─── WORKING DATA ───

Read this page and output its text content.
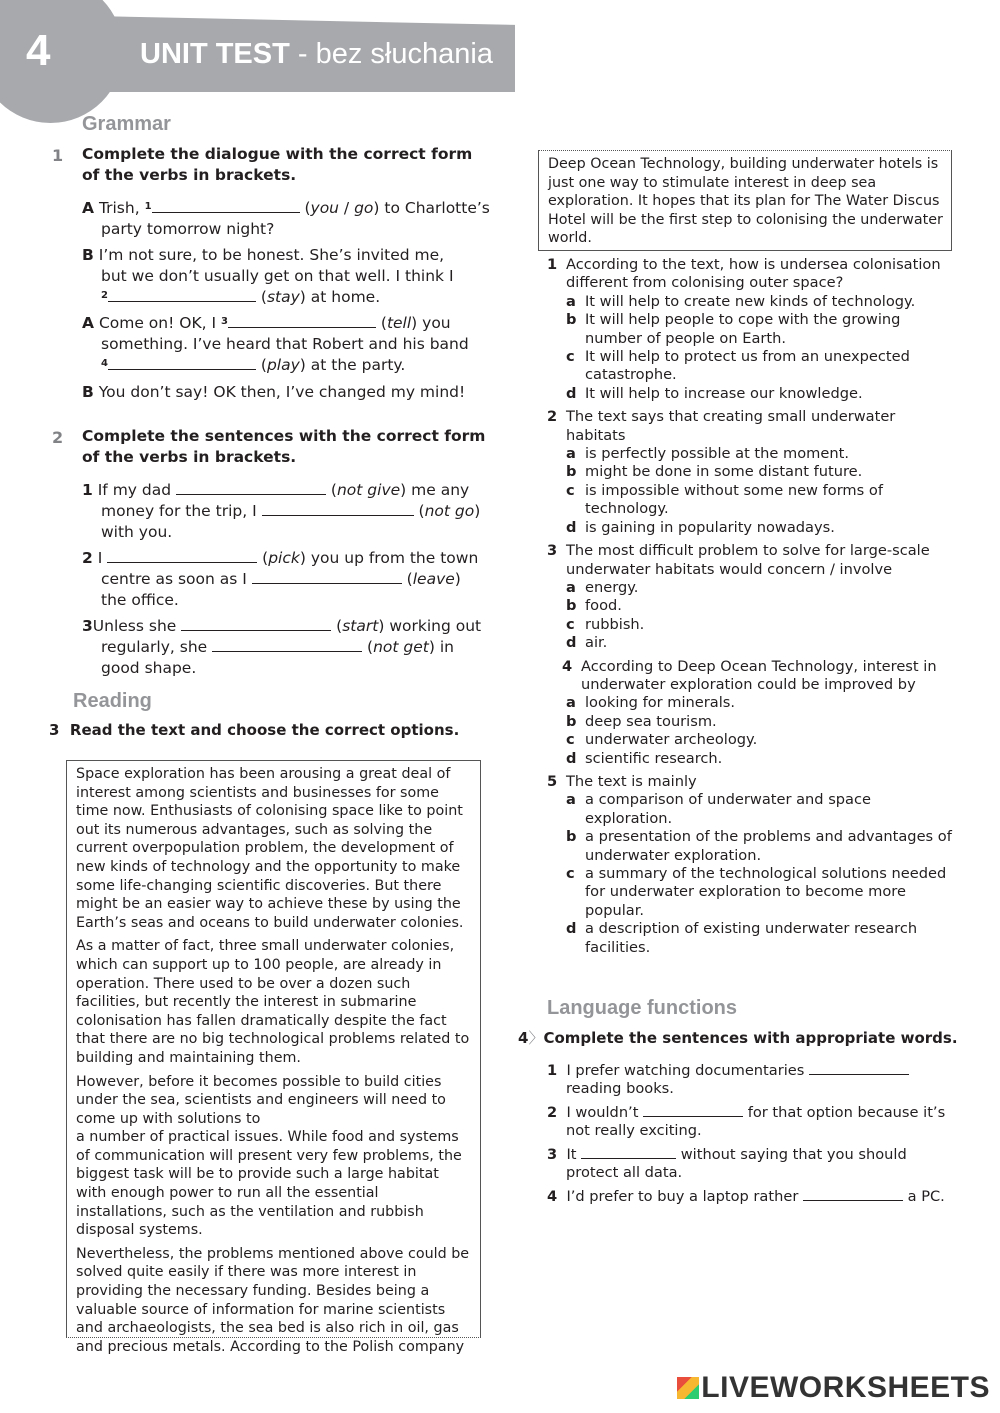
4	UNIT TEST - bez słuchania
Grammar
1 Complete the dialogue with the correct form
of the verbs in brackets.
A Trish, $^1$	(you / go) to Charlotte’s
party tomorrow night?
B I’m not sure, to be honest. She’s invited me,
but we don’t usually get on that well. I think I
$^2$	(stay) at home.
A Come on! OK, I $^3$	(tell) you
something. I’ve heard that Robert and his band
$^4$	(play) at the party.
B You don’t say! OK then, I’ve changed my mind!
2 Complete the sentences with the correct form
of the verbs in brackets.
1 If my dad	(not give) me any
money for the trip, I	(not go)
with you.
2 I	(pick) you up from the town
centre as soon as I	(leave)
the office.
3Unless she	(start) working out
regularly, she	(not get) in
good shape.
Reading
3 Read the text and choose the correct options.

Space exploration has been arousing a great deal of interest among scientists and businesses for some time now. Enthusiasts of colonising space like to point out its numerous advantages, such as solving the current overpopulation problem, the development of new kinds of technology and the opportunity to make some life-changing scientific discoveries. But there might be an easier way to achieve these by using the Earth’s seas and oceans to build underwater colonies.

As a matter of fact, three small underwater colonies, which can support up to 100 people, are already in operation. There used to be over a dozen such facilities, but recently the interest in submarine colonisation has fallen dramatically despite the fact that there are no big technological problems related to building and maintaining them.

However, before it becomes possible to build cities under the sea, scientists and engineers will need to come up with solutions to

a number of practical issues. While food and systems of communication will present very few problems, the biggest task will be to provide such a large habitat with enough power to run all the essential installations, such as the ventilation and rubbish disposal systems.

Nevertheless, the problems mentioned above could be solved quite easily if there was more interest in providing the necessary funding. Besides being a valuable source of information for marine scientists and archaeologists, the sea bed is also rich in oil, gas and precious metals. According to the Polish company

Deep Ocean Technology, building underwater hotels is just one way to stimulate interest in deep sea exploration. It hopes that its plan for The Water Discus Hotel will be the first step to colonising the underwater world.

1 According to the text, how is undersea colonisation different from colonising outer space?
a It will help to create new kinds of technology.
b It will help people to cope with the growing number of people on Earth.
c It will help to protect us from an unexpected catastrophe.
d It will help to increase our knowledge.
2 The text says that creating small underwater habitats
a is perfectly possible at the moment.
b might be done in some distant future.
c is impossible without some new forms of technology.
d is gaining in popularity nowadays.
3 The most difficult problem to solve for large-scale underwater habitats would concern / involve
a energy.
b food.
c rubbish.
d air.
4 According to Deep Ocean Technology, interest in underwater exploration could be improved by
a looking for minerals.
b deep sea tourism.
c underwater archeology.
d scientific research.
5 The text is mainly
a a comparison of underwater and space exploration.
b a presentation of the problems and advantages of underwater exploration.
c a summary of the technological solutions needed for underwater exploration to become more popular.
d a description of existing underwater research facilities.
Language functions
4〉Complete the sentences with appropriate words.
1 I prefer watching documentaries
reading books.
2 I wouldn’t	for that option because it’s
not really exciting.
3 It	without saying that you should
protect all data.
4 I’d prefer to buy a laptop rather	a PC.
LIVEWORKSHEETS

───
─── WORKING DATA ───

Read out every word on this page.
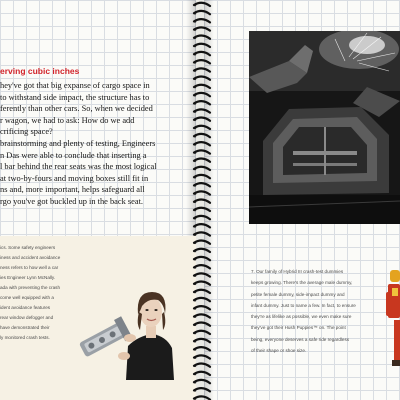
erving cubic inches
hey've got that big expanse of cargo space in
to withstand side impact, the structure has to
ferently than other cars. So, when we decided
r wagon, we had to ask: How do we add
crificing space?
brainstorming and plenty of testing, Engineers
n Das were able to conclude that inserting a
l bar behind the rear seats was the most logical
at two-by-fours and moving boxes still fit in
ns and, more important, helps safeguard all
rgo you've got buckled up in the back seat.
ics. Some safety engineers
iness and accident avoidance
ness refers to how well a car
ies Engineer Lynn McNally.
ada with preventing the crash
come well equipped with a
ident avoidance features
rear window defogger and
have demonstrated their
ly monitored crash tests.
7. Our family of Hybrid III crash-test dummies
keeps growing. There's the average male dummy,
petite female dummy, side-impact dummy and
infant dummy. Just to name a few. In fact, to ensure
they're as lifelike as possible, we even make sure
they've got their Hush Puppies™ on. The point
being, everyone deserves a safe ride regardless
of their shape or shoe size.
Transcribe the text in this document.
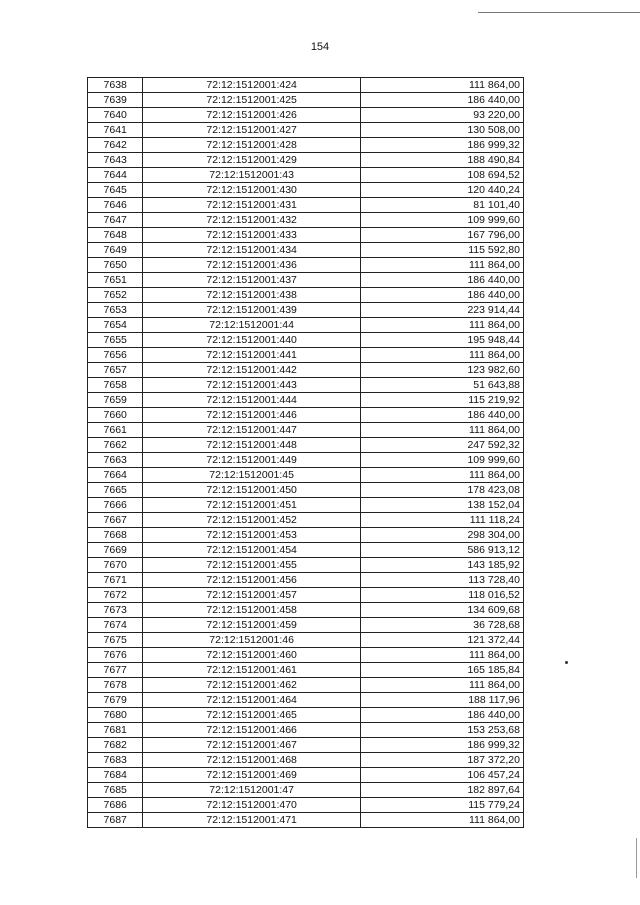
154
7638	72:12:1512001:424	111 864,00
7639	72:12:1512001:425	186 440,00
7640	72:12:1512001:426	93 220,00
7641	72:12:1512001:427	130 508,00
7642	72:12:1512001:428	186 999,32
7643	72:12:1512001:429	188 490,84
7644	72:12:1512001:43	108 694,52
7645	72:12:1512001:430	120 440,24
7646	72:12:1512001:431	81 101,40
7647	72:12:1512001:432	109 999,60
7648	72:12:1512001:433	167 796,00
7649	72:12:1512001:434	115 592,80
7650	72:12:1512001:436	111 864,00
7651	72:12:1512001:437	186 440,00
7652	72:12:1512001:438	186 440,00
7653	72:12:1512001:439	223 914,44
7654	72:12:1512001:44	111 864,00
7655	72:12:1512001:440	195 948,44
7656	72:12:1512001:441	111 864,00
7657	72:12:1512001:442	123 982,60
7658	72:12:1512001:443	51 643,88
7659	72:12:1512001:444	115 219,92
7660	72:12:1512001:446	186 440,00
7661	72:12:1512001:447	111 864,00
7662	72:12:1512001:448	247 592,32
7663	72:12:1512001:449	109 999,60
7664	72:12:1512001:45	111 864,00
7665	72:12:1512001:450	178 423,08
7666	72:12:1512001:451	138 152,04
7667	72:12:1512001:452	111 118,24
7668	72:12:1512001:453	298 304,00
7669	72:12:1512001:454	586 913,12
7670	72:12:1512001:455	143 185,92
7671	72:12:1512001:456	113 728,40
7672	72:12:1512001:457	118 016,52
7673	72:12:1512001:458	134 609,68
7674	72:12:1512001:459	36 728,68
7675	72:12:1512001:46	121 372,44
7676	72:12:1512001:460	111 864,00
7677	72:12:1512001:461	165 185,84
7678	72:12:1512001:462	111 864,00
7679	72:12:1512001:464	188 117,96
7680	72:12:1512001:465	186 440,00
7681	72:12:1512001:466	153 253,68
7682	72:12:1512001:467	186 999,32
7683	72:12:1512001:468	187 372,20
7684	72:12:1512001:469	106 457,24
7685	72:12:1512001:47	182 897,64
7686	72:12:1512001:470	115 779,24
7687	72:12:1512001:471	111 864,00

───

_GIVEN INSTRUCTION_
Go through the records above and copy every line with the word "text".

_FINAL RESULT_
Read this page and output its text content.
3 Read the text and choose the correct options.
1 According to the text, how is undersea colonisation different from colonising outer space?
2 The text says that creating small underwater habitats
5 The text is mainly
Transcribe the text in this document.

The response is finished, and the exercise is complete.